Data items>
_ _ _ _ _ _ _

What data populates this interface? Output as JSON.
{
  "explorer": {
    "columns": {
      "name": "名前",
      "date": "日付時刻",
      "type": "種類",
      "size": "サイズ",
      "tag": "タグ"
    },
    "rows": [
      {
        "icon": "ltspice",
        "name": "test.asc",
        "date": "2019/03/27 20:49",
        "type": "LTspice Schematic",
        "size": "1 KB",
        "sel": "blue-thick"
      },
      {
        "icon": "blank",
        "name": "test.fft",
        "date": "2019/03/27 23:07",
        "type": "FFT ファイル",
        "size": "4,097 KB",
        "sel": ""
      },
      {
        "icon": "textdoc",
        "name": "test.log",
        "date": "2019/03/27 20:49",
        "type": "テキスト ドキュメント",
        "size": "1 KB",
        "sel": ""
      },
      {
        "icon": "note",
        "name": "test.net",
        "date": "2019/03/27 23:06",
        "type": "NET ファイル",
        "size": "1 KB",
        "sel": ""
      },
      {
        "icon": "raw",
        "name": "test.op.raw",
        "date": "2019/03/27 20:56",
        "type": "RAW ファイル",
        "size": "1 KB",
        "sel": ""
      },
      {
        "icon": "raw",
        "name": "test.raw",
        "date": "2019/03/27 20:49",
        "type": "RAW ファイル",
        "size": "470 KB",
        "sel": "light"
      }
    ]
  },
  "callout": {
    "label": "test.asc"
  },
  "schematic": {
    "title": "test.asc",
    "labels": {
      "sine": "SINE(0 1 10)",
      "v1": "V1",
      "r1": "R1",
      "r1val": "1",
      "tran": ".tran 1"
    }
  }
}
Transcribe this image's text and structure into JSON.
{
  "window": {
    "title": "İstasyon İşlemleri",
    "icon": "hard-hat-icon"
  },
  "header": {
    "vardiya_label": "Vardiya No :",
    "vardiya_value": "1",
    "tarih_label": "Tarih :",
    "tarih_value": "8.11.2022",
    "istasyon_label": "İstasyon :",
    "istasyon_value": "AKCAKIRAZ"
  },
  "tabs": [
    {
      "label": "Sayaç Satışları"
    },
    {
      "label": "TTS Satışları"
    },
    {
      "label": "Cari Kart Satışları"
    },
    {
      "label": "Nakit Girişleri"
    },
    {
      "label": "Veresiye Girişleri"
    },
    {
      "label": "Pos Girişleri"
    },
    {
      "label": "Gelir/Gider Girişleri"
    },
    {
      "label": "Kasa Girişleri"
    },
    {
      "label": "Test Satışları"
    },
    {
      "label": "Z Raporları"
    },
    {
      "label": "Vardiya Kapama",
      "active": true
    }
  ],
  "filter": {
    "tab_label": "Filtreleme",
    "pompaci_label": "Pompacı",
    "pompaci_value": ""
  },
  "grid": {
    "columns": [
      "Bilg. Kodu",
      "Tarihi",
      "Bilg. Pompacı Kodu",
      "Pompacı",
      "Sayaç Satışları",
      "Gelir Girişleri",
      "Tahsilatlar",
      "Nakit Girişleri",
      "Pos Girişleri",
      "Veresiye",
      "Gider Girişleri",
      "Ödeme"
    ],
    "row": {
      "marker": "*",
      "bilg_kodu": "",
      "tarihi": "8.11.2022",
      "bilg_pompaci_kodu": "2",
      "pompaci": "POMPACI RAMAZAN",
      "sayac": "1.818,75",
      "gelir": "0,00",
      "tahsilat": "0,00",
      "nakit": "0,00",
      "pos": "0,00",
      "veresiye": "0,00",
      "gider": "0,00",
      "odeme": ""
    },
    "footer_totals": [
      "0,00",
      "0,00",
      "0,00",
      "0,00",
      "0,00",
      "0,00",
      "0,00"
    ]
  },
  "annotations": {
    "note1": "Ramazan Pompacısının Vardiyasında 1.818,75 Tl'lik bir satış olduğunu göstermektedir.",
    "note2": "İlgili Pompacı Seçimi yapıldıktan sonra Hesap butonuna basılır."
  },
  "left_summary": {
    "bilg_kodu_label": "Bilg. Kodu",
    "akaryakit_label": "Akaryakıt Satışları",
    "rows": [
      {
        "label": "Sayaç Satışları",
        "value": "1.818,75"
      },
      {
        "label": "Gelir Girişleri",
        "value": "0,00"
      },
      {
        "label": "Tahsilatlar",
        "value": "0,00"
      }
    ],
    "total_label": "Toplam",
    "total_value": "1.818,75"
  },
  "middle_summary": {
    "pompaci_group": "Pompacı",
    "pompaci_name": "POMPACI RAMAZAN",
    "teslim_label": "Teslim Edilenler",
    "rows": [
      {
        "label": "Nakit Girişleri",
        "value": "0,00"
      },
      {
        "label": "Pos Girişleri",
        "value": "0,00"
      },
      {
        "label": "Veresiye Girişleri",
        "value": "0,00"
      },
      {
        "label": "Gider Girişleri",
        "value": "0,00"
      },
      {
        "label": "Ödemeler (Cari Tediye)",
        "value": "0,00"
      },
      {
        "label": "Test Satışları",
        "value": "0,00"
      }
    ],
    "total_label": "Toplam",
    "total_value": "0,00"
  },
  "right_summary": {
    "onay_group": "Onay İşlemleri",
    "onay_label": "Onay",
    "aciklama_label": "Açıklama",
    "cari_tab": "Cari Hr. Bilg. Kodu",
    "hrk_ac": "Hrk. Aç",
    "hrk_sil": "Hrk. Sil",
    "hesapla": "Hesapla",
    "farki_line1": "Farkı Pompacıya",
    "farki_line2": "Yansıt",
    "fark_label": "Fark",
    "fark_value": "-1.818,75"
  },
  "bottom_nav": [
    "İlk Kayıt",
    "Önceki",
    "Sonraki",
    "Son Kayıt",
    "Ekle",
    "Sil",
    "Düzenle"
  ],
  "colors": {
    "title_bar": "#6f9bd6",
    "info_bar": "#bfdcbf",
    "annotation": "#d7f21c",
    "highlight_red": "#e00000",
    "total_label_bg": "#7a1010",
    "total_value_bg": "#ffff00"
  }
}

_ _ _ _ _ _ _

Written instruction>
Select all lines with the word "date" from the entries above.

Answer for this exercise>
      "date": "日付時刻",
        "date": "2019/03/27 20:49",
        "date": "2019/03/27 23:07",
        "date": "2019/03/27 20:49",
        "date": "2019/03/27 23:06",
        "date": "2019/03/27 20:56",
        "date": "2019/03/27 20:49",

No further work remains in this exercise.